=== What is required ===
Find the word "Musiktheorie" in the records below. List each line containing it.

======== Stored data

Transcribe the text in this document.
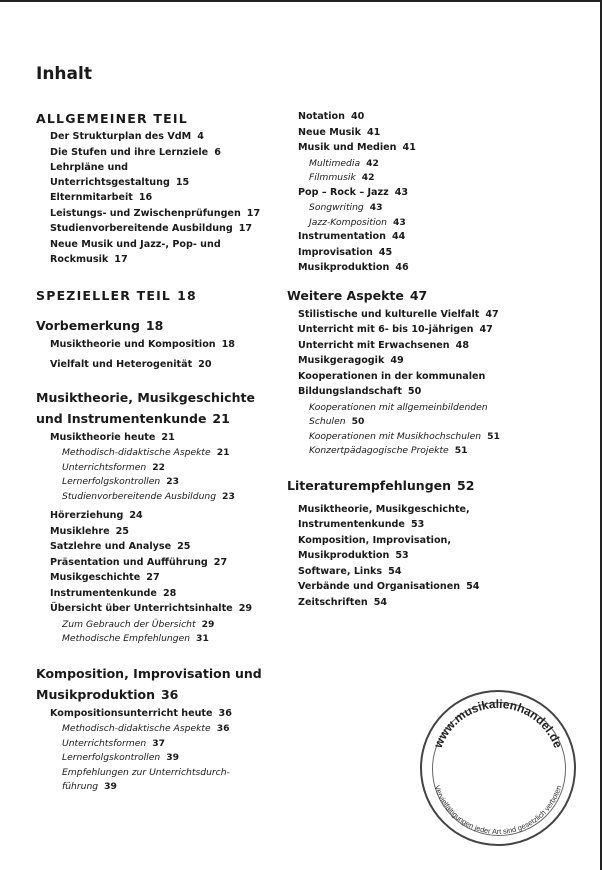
Inhalt
ALLGEMEINER TEIL
Der Strukturplan des VdM 4
Die Stufen und ihre Lernziele 6
Lehrpläne und Unterrichtsgestaltung 15
Elternmitarbeit 16
Leistungs- und Zwischenprüfungen 17
Studienvorbereitende Ausbildung 17
Neue Musik und Jazz-, Pop- und
Rockmusik 17
SPEZIELLER TEIL 18
Vorbemerkung 18
Musiktheorie und Komposition 18
Vielfalt und Heterogenität 20
Musiktheorie, Musikgeschichte
und Instrumentenkunde 21
Musiktheorie heute 21
Methodisch-didaktische Aspekte 21
Unterrichtsformen 22
Lernerfolgskontrollen 23
Studienvorbereitende Ausbildung 23
Hörerziehung 24
Musiklehre 25
Satzlehre und Analyse 25
Präsentation und Aufführung 27
Musikgeschichte 27
Instrumentenkunde 28
Übersicht über Unterrichtsinhalte 29
Zum Gebrauch der Übersicht 29
Methodische Empfehlungen 31
Komposition, Improvisation und
Musikproduktion 36
Kompositionsunterricht heute 36
Methodisch-didaktische Aspekte 36
Unterrichtsformen 37
Lernerfolgskontrollen 39
Empfehlungen zur Unterrichtsdurch-
führung 39
Notation 40
Neue Musik 41
Musik und Medien 41
Multimedia 42
Filmmusik 42
Pop – Rock – Jazz 43
Songwriting 43
Jazz-Komposition 43
Instrumentation 44
Improvisation 45
Musikproduktion 46
Weitere Aspekte 47
Stilistische und kulturelle Vielfalt 47
Unterricht mit 6- bis 10-jährigen 47
Unterricht mit Erwachsenen 48
Musikgeragogik 49
Kooperationen in der kommunalen
Bildungslandschaft 50
Kooperationen mit allgemeinbildenden
Schulen 50
Kooperationen mit Musikhochschulen 51
Konzertpädagogische Projekte 51
Literaturempfehlungen 52
Musiktheorie, Musikgeschichte,
Instrumentenkunde 53
Komposition, Improvisation,
Musikproduktion 53
Software, Links 54
Verbände und Organisationen 54
Zeitschriften 54
www.musikalienhandel.de
Vervielfältigungen jeder Art sind gesetzlich verboten
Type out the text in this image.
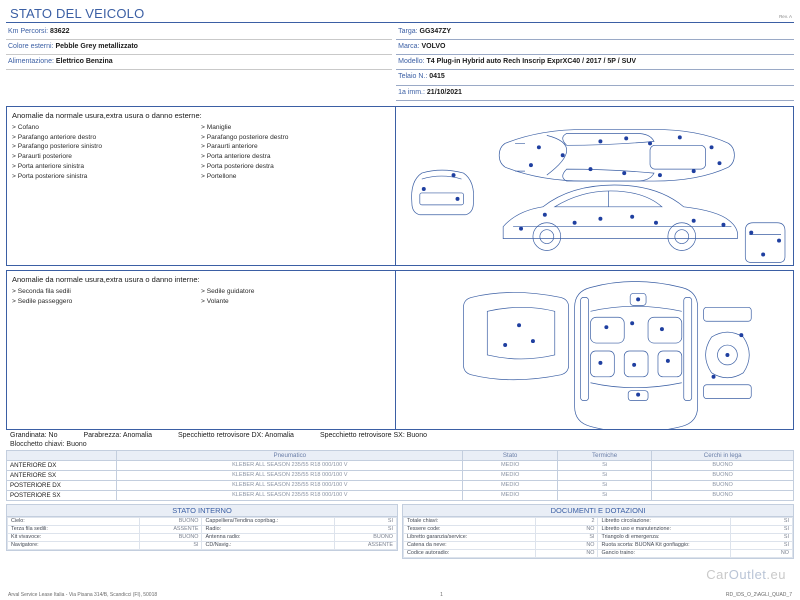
STATO DEL VEICOLO	Rev. A
Km Percorsi: 83622
Colore esterni: Pebble Grey metallizzato
Alimentazione: Elettrico Benzina
Targa: GG347ZY
Marca: VOLVO
Modello: T4 Plug-in Hybrid auto Rech Inscrip ExprXC40 / 2017 / 5P / SUV
Telaio N.: 0415
1a imm.: 21/10/2021
Anomalie da normale usura,extra usura o danno esterne:
> Cofano
> Parafango anteriore destro
> Parafango posteriore sinistro
> Paraurti posteriore
> Porta anteriore sinistra
> Porta posteriore sinistra
> Maniglie
> Parafango posteriore destro
> Paraurti anteriore
> Porta anteriore destra
> Porta posteriore destra
> Portellone
Anomalie da normale usura,extra usura o danno interne:
> Seconda fila sedili
> Sedile passeggero
> Sedile guidatore
> Volante
Grandinata: No	Parabrezza: Anomalia	Specchietto retrovisore DX: Anomalia	Specchietto retrovisore SX: Buono
Blocchetto chiavi: Buono
	Pneumatico	Stato	Termiche	Cerchi in lega
ANTERIORE DX	KLEBER ALL SEASON 235/55 R18 000/100 V	MEDIO	Si	BUONO
ANTERIORE SX	KLEBER ALL SEASON 235/55 R18 000/100 V	MEDIO	Si	BUONO
POSTERIORE DX	KLEBER ALL SEASON 235/55 R18 000/100 V	MEDIO	Si	BUONO
POSTERIORE SX	KLEBER ALL SEASON 235/55 R18 000/100 V	MEDIO	Si	BUONO
STATO INTERNO
Cielo:	BUONO	Cappelliera/Tendina copribag.:	SI
Terza fila sedili:	ASSENTE	Radio:	SI
Kit vivavoce:	BUONO	Antenna radio:	BUONO
Navigatore:	SI	CD/Navig.:	ASSENTE
DOCUMENTI E DOTAZIONI
Totale chiavi:	2	Libretto circolazione:	SI
Tessere code:	NO	Libretto uso e manutenzione:	SI
Libretto garanzia/service:	SI	Triangolo di emergenza:	SI
Catena da neve:	NO	Ruota scorta: BUONA Kit gonfiaggio:	SI
Codice autoradio:	NO	Gancio traino:	NO
CarOutlet.eu
Arval Service Lease Italia - Via Pisana 314/B, Scandicci (FI), 50018	1	RD_\DS_O_2\AGLI_QUAD_7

================

=== Finished task ===
Musiktheorie und Komposition 18
Musiktheorie, Musikgeschichte
Musiktheorie heute 21
Musiktheorie, Musikgeschichte,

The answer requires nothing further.